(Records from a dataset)
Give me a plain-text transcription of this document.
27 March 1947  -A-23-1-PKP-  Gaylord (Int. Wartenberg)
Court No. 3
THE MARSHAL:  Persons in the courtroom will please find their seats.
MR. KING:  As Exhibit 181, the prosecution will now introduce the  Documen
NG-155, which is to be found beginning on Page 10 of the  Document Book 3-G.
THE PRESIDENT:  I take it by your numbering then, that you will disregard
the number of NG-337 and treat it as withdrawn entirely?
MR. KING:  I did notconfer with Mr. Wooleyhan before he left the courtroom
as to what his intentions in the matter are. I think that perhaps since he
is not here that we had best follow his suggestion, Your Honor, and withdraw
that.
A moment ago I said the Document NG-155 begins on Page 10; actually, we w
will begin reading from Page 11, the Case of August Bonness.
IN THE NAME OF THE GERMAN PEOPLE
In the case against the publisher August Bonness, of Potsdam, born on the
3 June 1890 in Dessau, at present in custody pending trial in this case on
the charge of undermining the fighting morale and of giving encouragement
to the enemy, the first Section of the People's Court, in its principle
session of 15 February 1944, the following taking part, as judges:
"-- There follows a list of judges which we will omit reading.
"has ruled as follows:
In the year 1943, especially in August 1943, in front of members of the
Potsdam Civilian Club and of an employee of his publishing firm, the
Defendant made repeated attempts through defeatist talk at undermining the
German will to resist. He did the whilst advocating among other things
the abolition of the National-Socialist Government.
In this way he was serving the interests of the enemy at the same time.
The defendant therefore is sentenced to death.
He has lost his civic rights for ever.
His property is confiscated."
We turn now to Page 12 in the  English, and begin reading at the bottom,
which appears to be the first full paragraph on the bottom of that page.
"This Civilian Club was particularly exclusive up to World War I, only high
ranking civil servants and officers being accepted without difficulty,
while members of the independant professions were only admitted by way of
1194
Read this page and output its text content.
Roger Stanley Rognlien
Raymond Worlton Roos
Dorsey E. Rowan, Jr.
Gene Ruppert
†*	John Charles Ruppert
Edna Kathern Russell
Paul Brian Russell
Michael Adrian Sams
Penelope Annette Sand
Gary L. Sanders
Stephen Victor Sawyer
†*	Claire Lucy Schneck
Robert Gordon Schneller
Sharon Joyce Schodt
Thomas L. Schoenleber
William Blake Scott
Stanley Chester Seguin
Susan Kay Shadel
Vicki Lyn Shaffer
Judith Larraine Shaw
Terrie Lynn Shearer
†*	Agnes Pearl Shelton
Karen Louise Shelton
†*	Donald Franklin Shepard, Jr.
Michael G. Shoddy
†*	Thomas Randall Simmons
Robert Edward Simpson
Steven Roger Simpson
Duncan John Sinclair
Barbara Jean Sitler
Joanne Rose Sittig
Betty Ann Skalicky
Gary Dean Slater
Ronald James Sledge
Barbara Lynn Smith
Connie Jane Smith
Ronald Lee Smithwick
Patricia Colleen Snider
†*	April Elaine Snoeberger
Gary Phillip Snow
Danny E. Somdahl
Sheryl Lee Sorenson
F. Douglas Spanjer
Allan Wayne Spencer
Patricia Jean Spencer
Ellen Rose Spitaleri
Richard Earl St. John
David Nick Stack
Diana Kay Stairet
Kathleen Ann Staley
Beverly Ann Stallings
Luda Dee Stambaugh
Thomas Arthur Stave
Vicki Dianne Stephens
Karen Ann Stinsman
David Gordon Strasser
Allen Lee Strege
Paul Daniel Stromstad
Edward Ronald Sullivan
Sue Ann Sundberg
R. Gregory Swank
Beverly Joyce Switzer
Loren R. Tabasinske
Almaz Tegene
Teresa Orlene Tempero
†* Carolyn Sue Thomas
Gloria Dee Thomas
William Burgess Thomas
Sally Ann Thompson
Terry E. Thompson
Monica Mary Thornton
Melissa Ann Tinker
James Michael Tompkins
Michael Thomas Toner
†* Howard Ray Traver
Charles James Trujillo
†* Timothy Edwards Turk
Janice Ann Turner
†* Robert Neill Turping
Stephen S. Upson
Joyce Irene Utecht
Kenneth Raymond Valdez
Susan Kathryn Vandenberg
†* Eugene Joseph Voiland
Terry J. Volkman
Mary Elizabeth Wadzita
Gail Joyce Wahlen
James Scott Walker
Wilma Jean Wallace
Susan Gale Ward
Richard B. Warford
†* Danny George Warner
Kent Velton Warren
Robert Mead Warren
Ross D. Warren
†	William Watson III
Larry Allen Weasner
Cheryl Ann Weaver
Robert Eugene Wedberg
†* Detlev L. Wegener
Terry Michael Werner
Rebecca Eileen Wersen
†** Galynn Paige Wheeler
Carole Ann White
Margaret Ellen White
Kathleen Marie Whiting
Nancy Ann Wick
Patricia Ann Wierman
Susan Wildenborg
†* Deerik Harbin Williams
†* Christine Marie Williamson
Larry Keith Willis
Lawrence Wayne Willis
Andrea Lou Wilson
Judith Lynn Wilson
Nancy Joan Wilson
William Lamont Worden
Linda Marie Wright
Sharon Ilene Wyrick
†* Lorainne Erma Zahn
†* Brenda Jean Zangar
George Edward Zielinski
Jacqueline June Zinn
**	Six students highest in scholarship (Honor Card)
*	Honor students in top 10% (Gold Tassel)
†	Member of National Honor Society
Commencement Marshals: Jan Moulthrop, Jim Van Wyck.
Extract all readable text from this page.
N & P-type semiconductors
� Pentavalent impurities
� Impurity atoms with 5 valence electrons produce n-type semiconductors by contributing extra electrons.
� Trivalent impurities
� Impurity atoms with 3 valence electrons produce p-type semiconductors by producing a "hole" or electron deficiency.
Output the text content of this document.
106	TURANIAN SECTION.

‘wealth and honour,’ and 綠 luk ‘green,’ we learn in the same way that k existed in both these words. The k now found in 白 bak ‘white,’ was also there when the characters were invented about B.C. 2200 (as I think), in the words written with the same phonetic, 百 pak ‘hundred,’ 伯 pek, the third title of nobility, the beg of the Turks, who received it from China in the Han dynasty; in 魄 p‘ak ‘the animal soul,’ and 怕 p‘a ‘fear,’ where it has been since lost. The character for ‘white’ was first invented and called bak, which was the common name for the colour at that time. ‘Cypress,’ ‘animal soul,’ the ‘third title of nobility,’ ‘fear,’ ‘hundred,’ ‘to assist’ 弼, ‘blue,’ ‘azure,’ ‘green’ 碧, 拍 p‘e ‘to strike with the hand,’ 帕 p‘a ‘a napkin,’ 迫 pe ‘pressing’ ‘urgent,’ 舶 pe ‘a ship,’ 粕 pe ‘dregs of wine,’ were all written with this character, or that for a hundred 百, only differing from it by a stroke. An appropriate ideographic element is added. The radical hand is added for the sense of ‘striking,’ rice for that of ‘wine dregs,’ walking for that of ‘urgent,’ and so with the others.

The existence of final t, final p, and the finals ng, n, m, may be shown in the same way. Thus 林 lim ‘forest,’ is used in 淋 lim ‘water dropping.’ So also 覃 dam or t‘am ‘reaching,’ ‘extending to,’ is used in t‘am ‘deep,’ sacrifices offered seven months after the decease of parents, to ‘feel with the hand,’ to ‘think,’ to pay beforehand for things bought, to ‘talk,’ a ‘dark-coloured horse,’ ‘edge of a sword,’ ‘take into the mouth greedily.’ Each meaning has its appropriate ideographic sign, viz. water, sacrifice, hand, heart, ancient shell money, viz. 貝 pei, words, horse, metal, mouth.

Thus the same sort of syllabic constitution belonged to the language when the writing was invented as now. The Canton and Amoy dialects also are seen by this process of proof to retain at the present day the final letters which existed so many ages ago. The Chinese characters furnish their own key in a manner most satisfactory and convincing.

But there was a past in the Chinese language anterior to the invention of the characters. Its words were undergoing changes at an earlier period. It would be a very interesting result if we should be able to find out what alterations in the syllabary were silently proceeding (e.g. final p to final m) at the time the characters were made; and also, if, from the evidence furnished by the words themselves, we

*EXERCISE OBJECTIVE*
Write out the entries above word for word.

*IN RESPONSE*
Give me a plain-text transcription of this document.
27 March 1947  -A-23-1-PKP-  Gaylord (Int. Wartenberg)
Court No. 3
THE MARSHAL:  Persons in the courtroom will please find their seats.
MR. KING:  As Exhibit 181, the prosecution will now introduce the  Documen
NG-155, which is to be found beginning on Page 10 of the  Document Book 3-G.
THE PRESIDENT:  I take it by your numbering then, that you will disregard
the number of NG-337 and treat it as withdrawn entirely?
MR. KING:  I did notconfer with Mr. Wooleyhan before he left the courtroom
as to what his intentions in the matter are. I think that perhaps since he
is not here that we had best follow his suggestion, Your Honor, and withdraw
that.
A moment ago I said the Document NG-155 begins on Page 10; actually, we w
will begin reading from Page 11, the Case of August Bonness.
IN THE NAME OF THE GERMAN PEOPLE
In the case against the publisher August Bonness, of Potsdam, born on the
3 June 1890 in Dessau, at present in custody pending trial in this case on
the charge of undermining the fighting morale and of giving encouragement
to the enemy, the first Section of the People's Court, in its principle
session of 15 February 1944, the following taking part, as judges:
"-- There follows a list of judges which we will omit reading.
"has ruled as follows:
In the year 1943, especially in August 1943, in front of members of the
Potsdam Civilian Club and of an employee of his publishing firm, the
Defendant made repeated attempts through defeatist talk at undermining the
German will to resist. He did the whilst advocating among other things
the abolition of the National-Socialist Government.
In this way he was serving the interests of the enemy at the same time.
The defendant therefore is sentenced to death.
He has lost his civic rights for ever.
His property is confiscated."
We turn now to Page 12 in the  English, and begin reading at the bottom,
which appears to be the first full paragraph on the bottom of that page.
"This Civilian Club was particularly exclusive up to World War I, only high
ranking civil servants and officers being accepted without difficulty,
while members of the independant professions were only admitted by way of
1194
Read this page and output its text content.
Roger Stanley Rognlien
Raymond Worlton Roos
Dorsey E. Rowan, Jr.
Gene Ruppert
†*	John Charles Ruppert
Edna Kathern Russell
Paul Brian Russell
Michael Adrian Sams
Penelope Annette Sand
Gary L. Sanders
Stephen Victor Sawyer
†*	Claire Lucy Schneck
Robert Gordon Schneller
Sharon Joyce Schodt
Thomas L. Schoenleber
William Blake Scott
Stanley Chester Seguin
Susan Kay Shadel
Vicki Lyn Shaffer
Judith Larraine Shaw
Terrie Lynn Shearer
†*	Agnes Pearl Shelton
Karen Louise Shelton
†*	Donald Franklin Shepard, Jr.
Michael G. Shoddy
†*	Thomas Randall Simmons
Robert Edward Simpson
Steven Roger Simpson
Duncan John Sinclair
Barbara Jean Sitler
Joanne Rose Sittig
Betty Ann Skalicky
Gary Dean Slater
Ronald James Sledge
Barbara Lynn Smith
Connie Jane Smith
Ronald Lee Smithwick
Patricia Colleen Snider
†*	April Elaine Snoeberger
Gary Phillip Snow
Danny E. Somdahl
Sheryl Lee Sorenson
F. Douglas Spanjer
Allan Wayne Spencer
Patricia Jean Spencer
Ellen Rose Spitaleri
Richard Earl St. John
David Nick Stack
Diana Kay Stairet
Kathleen Ann Staley
Beverly Ann Stallings
Luda Dee Stambaugh
Thomas Arthur Stave
Vicki Dianne Stephens
Karen Ann Stinsman
David Gordon Strasser
Allen Lee Strege
Paul Daniel Stromstad
Edward Ronald Sullivan
Sue Ann Sundberg
R. Gregory Swank
Beverly Joyce Switzer
Loren R. Tabasinske
Almaz Tegene
Teresa Orlene Tempero
†* Carolyn Sue Thomas
Gloria Dee Thomas
William Burgess Thomas
Sally Ann Thompson
Terry E. Thompson
Monica Mary Thornton
Melissa Ann Tinker
James Michael Tompkins
Michael Thomas Toner
†* Howard Ray Traver
Charles James Trujillo
†* Timothy Edwards Turk
Janice Ann Turner
†* Robert Neill Turping
Stephen S. Upson
Joyce Irene Utecht
Kenneth Raymond Valdez
Susan Kathryn Vandenberg
†* Eugene Joseph Voiland
Terry J. Volkman
Mary Elizabeth Wadzita
Gail Joyce Wahlen
James Scott Walker
Wilma Jean Wallace
Susan Gale Ward
Richard B. Warford
†* Danny George Warner
Kent Velton Warren
Robert Mead Warren
Ross D. Warren
†	William Watson III
Larry Allen Weasner
Cheryl Ann Weaver
Robert Eugene Wedberg
†* Detlev L. Wegener
Terry Michael Werner
Rebecca Eileen Wersen
†** Galynn Paige Wheeler
Carole Ann White
Margaret Ellen White
Kathleen Marie Whiting
Nancy Ann Wick
Patricia Ann Wierman
Susan Wildenborg
†* Deerik Harbin Williams
†* Christine Marie Williamson
Larry Keith Willis
Lawrence Wayne Willis
Andrea Lou Wilson
Judith Lynn Wilson
Nancy Joan Wilson
William Lamont Worden
Linda Marie Wright
Sharon Ilene Wyrick
†* Lorainne Erma Zahn
†* Brenda Jean Zangar
George Edward Zielinski
Jacqueline June Zinn
**	Six students highest in scholarship (Honor Card)
*	Honor students in top 10% (Gold Tassel)
†	Member of National Honor Society
Commencement Marshals: Jan Moulthrop, Jim Van Wyck.
Extract all readable text from this page.
N & P-type semiconductors
� Pentavalent impurities
� Impurity atoms with 5 valence electrons produce n-type semiconductors by contributing extra electrons.
� Trivalent impurities
� Impurity atoms with 3 valence electrons produce p-type semiconductors by producing a "hole" or electron deficiency.
Output the text content of this document.
106	TURANIAN SECTION.

‘wealth and honour,’ and 綠 luk ‘green,’ we learn in the same way that k existed in both these words. The k now found in 白 bak ‘white,’ was also there when the characters were invented about B.C. 2200 (as I think), in the words written with the same phonetic, 百 pak ‘hundred,’ 伯 pek, the third title of nobility, the beg of the Turks, who received it from China in the Han dynasty; in 魄 p‘ak ‘the animal soul,’ and 怕 p‘a ‘fear,’ where it has been since lost. The character for ‘white’ was first invented and called bak, which was the common name for the colour at that time. ‘Cypress,’ ‘animal soul,’ the ‘third title of nobility,’ ‘fear,’ ‘hundred,’ ‘to assist’ 弼, ‘blue,’ ‘azure,’ ‘green’ 碧, 拍 p‘e ‘to strike with the hand,’ 帕 p‘a ‘a napkin,’ 迫 pe ‘pressing’ ‘urgent,’ 舶 pe ‘a ship,’ 粕 pe ‘dregs of wine,’ were all written with this character, or that for a hundred 百, only differing from it by a stroke. An appropriate ideographic element is added. The radical hand is added for the sense of ‘striking,’ rice for that of ‘wine dregs,’ walking for that of ‘urgent,’ and so with the others.

The existence of final t, final p, and the finals ng, n, m, may be shown in the same way. Thus 林 lim ‘forest,’ is used in 淋 lim ‘water dropping.’ So also 覃 dam or t‘am ‘reaching,’ ‘extending to,’ is used in t‘am ‘deep,’ sacrifices offered seven months after the decease of parents, to ‘feel with the hand,’ to ‘think,’ to pay beforehand for things bought, to ‘talk,’ a ‘dark-coloured horse,’ ‘edge of a sword,’ ‘take into the mouth greedily.’ Each meaning has its appropriate ideographic sign, viz. water, sacrifice, hand, heart, ancient shell money, viz. 貝 pei, words, horse, metal, mouth.

Thus the same sort of syllabic constitution belonged to the language when the writing was invented as now. The Canton and Amoy dialects also are seen by this process of proof to retain at the present day the final letters which existed so many ages ago. The Chinese characters furnish their own key in a manner most satisfactory and convincing.

But there was a past in the Chinese language anterior to the invention of the characters. Its words were undergoing changes at an earlier period. It would be a very interesting result if we should be able to find out what alterations in the syllabary were silently proceeding (e.g. final p to final m) at the time the characters were made; and also, if, from the evidence furnished by the words themselves, we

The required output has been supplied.